STATED TASK → Each line containing the word "octagon" should be found and copied.
-- begin LISTING --
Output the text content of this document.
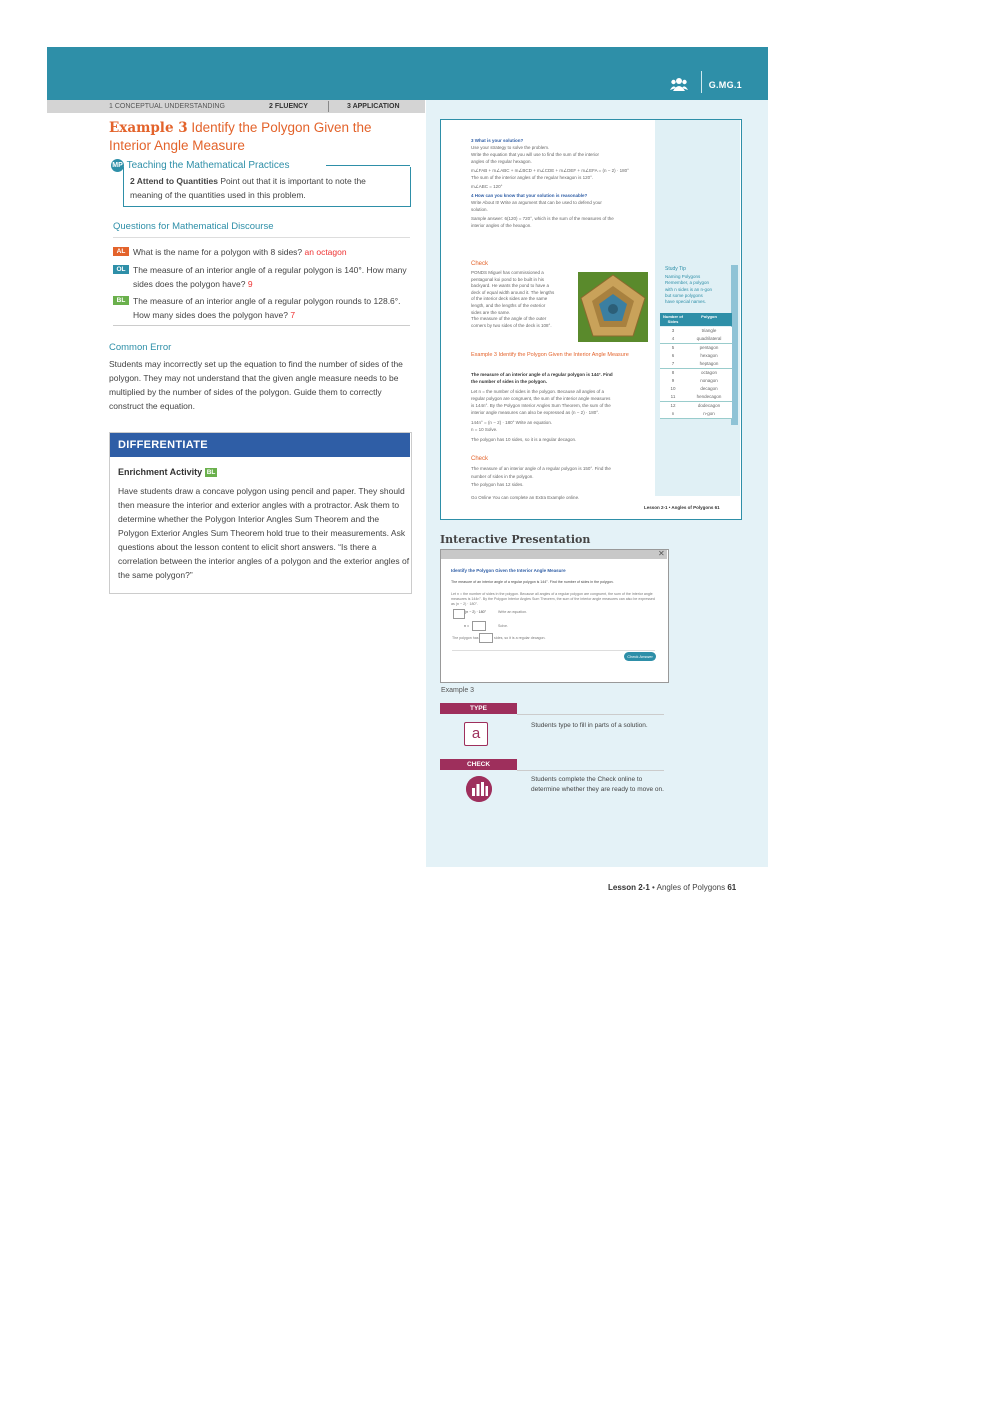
G.MG.1
1 CONCEPTUAL UNDERSTANDING	2 FLUENCY	3 APPLICATION
Example 3 Identify the Polygon Given the Interior Angle Measure
MP Teaching the Mathematical Practices
2 Attend to Quantities Point out that it is important to note the meaning of the quantities used in this problem.
Questions for Mathematical Discourse
AL What is the name for a polygon with 8 sides? an octagon
OL The measure of an interior angle of a regular polygon is 140°. How many sides does the polygon have? 9
BL The measure of an interior angle of a regular polygon rounds to 128.6°. How many sides does the polygon have? 7
Common Error
Students may incorrectly set up the equation to find the number of sides of the polygon. They may not understand that the given angle measure needs to be multiplied by the number of sides of the polygon. Guide them to correctly construct the equation.
DIFFERENTIATE
Enrichment Activity BL
Have students draw a concave polygon using pencil and paper. They should then measure the interior and exterior angles with a protractor. Ask them to determine whether the Polygon Interior Angles Sum Theorem and the Polygon Exterior Angles Sum Theorem hold true to their measurements. Ask questions about the lesson content to elicit short answers. “Is there a correlation between the interior angles of a polygon and the exterior angles of the same polygon?”
3 What is your solution?
Use your strategy to solve the problem.
Write the equation that you will use to find the sum of the interior
angles of the regular hexagon.
m∠FAB + m∠ABC + m∠BCD + m∠CDE + m∠DEF + m∠EFA = (n − 2) · 180°
The sum of the interior angles of the regular hexagon is 120°.
m∠ABC = 120°
4 How can you know that your solution is reasonable?
Write About It! Write an argument that can be used to defend your
solution.
Sample answer: 6(120) = 720°, which is the sum of the measures of the
interior angles of the hexagon.
Check
PONDS Miguel has commissioned a
pentagonal koi pond to be built in his
backyard. He wants the pond to have a
deck of equal width around it. The lengths
of the interior deck sides are the same
length, and the lengths of the exterior
sides are the same.
The measure of the angle of the outer
corners by two sides of the deck is 108°.
Example 3 Identify the Polygon Given the Interior Angle Measure
The measure of an interior angle of a regular polygon is 144°. Find
the number of sides in the polygon.
Let n = the number of sides in the polygon. Because all angles of a
regular polygon are congruent, the sum of the interior angle measures
is 144n°. By the Polygon Interior Angles Sum Theorem, the sum of the
interior angle measures can also be expressed as (n − 2) · 180°.
144n° = (n − 2) · 180° Write an equation.
n = 10 Solve.
The polygon has 10 sides, so it is a regular decagon.
Check
The measure of an interior angle of a regular polygon is 150°. Find the
number of sides in the polygon.
The polygon has 12 sides.
Go Online You can complete an Extra Example online.
Lesson 2-1 • Angles of Polygons 61
Study Tip
Naming Polygons
Remember, a polygon
with n sides is an n-gon
but some polygons
have special names.
Number of Sides
Polygon
3	triangle
4	quadrilateral
5	pentagon
6	hexagon
7	heptagon
8	octagon
9	nonagon
10	decagon
11	hendecagon
12	dodecagon
n	n-gon
Interactive Presentation
✕
Identify the Polygon Given the Interior Angle Measure
The measure of an interior angle of a regular polygon is 144°. Find the number of sides in the polygon.
Let n = the number of sides in the polygon. Because all angles of a regular polygon are congruent, the sum of the interior angle measures is 144n°. By the Polygon Interior Angles Sum Theorem, the sum of the interior angle measures can also be expressed as (n − 2) · 180°.
(n − 2) · 180°	Write an equation.
n =	Solve.
The polygon has	sides, so it is a regular decagon.
Check Answer
Example 3
TYPE
a	Students type to fill in parts of a solution.
CHECK
Students complete the Check online to determine whether they are ready to move on.
Lesson 2-1 • Angles of Polygons 61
-- end LISTING --
EXERCISE SOLUTION →
AL What is the name for a polygon with 8 sides? an octagon
8	octagon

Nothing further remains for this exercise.